Reproduce the listing below exactly, minus its pictures.
━━━━━ Given data ━━━━━
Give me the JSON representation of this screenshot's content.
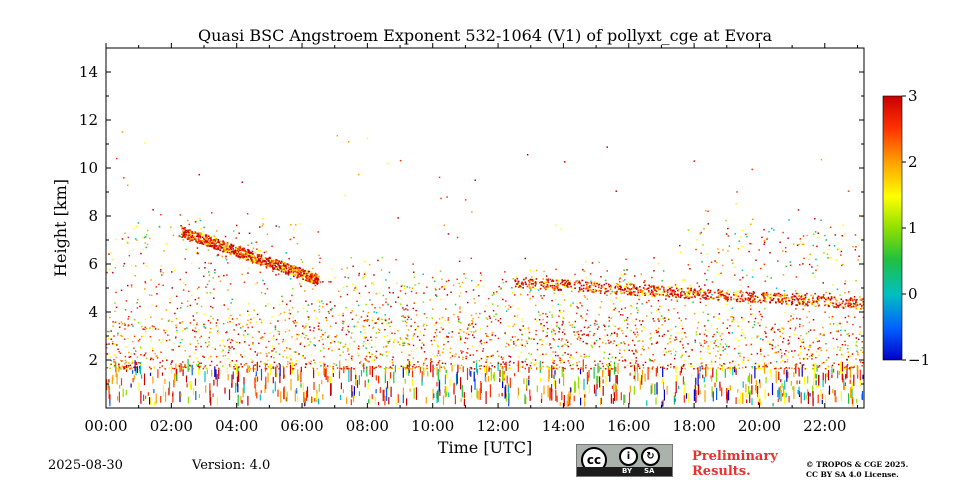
{
  "chart_data": {
    "type": "heatmap",
    "title": "Quasi BSC Angstroem Exponent 532-1064 (V1) of pollyxt_cge at Evora",
    "xlabel": "Time [UTC]",
    "ylabel": "Height [km]",
    "x_ticks": [
      "00:00",
      "02:00",
      "04:00",
      "06:00",
      "08:00",
      "10:00",
      "12:00",
      "14:00",
      "16:00",
      "18:00",
      "20:00",
      "22:00"
    ],
    "y_ticks": [
      "2",
      "4",
      "6",
      "8",
      "10",
      "12",
      "14"
    ],
    "xlim_hours": [
      0,
      23.2
    ],
    "ylim_km": [
      0,
      15
    ],
    "colorbar": {
      "min": -1,
      "max": 3,
      "ticks": [
        "−1",
        "0",
        "1",
        "2",
        "3"
      ],
      "colors": [
        "#0000c8",
        "#0060ff",
        "#00c0c0",
        "#20c040",
        "#90e000",
        "#ffff00",
        "#ffa000",
        "#ff3000",
        "#c80000"
      ]
    },
    "features": [
      {
        "name": "near-surface layer",
        "x_start": 0,
        "x_end": 23.2,
        "y_bottom": 0.1,
        "y_top": 1.6,
        "value": "dense, values -1 to 3"
      },
      {
        "name": "boundary layer aerosol",
        "x_start": 0,
        "x_end": 23.2,
        "y_bottom": 1.6,
        "y_top": 3,
        "value": "~1.5-2.5"
      },
      {
        "name": "descending elevated layer",
        "x_start": 2.3,
        "x_end": 6.5,
        "y_start": 7.3,
        "y_end": 5.3,
        "value": "~1.5-2.5"
      },
      {
        "name": "elevated layer afternoon",
        "x_start": 12.5,
        "x_end": 23.2,
        "y_start": 5.2,
        "y_end": 4.3,
        "value": "~1.5-2.5"
      }
    ]
  },
  "footer": {
    "date": "2025-08-30",
    "version": "Version: 4.0",
    "cc_main": "cc",
    "cc_by": "BY",
    "cc_sa": "SA",
    "preliminary": "Preliminary\nResults.",
    "copyright": "© TROPOS & CGE 2025.\nCC BY SA 4.0 License."
  }
}
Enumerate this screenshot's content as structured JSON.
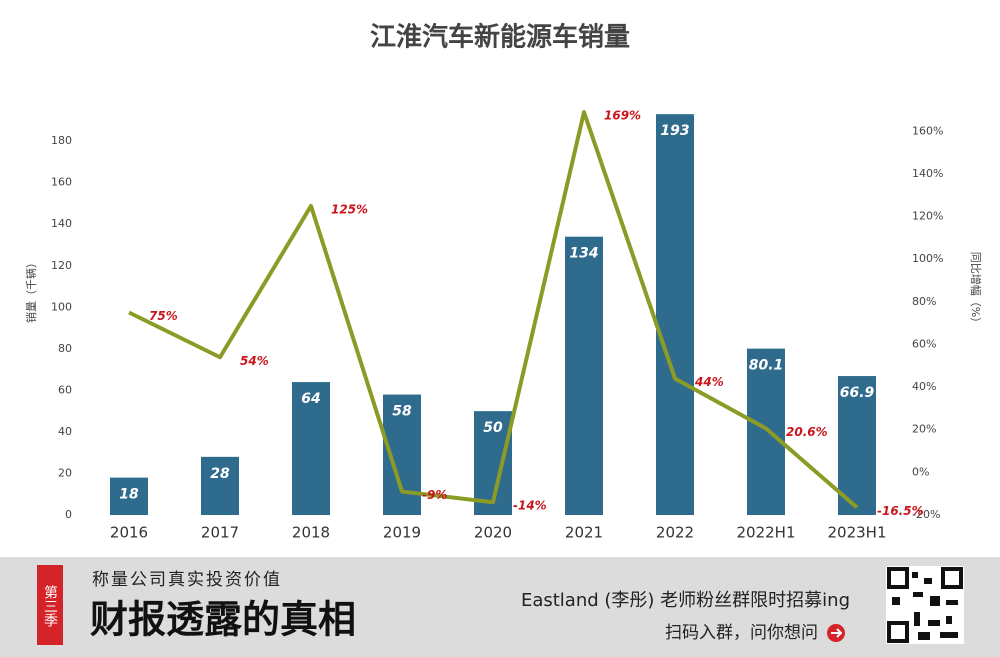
━━━━━
▶ _Exercise output_
Give me the JSON representation of this screenshot's content.
{
  "chart_data": {
    "type": "heatmap",
    "title": "Quasi BSC Angstroem Exponent 532-1064 (V1) of pollyxt_cge at Evora",
    "xlabel": "Time [UTC]",
    "ylabel": "Height [km]",
    "x_ticks": [
      "00:00",
      "02:00",
      "04:00",
      "06:00",
      "08:00",
      "10:00",
      "12:00",
      "14:00",
      "16:00",
      "18:00",
      "20:00",
      "22:00"
    ],
    "y_ticks": [
      "2",
      "4",
      "6",
      "8",
      "10",
      "12",
      "14"
    ],
    "xlim_hours": [
      0,
      23.2
    ],
    "ylim_km": [
      0,
      15
    ],
    "colorbar": {
      "min": -1,
      "max": 3,
      "ticks": [
        "−1",
        "0",
        "1",
        "2",
        "3"
      ],
      "colors": [
        "#0000c8",
        "#0060ff",
        "#00c0c0",
        "#20c040",
        "#90e000",
        "#ffff00",
        "#ffa000",
        "#ff3000",
        "#c80000"
      ]
    },
    "features": [
      {
        "name": "near-surface layer",
        "x_start": 0,
        "x_end": 23.2,
        "y_bottom": 0.1,
        "y_top": 1.6,
        "value": "dense, values -1 to 3"
      },
      {
        "name": "boundary layer aerosol",
        "x_start": 0,
        "x_end": 23.2,
        "y_bottom": 1.6,
        "y_top": 3,
        "value": "~1.5-2.5"
      },
      {
        "name": "descending elevated layer",
        "x_start": 2.3,
        "x_end": 6.5,
        "y_start": 7.3,
        "y_end": 5.3,
        "value": "~1.5-2.5"
      },
      {
        "name": "elevated layer afternoon",
        "x_start": 12.5,
        "x_end": 23.2,
        "y_start": 5.2,
        "y_end": 4.3,
        "value": "~1.5-2.5"
      }
    ]
  },
  "footer": {
    "date": "2025-08-30",
    "version": "Version: 4.0",
    "cc_main": "cc",
    "cc_by": "BY",
    "cc_sa": "SA",
    "preliminary": "Preliminary\nResults.",
    "copyright": "© TROPOS & CGE 2025.\nCC BY SA 4.0 License."
  }
}
Enumerate this screenshot's content as structured JSON.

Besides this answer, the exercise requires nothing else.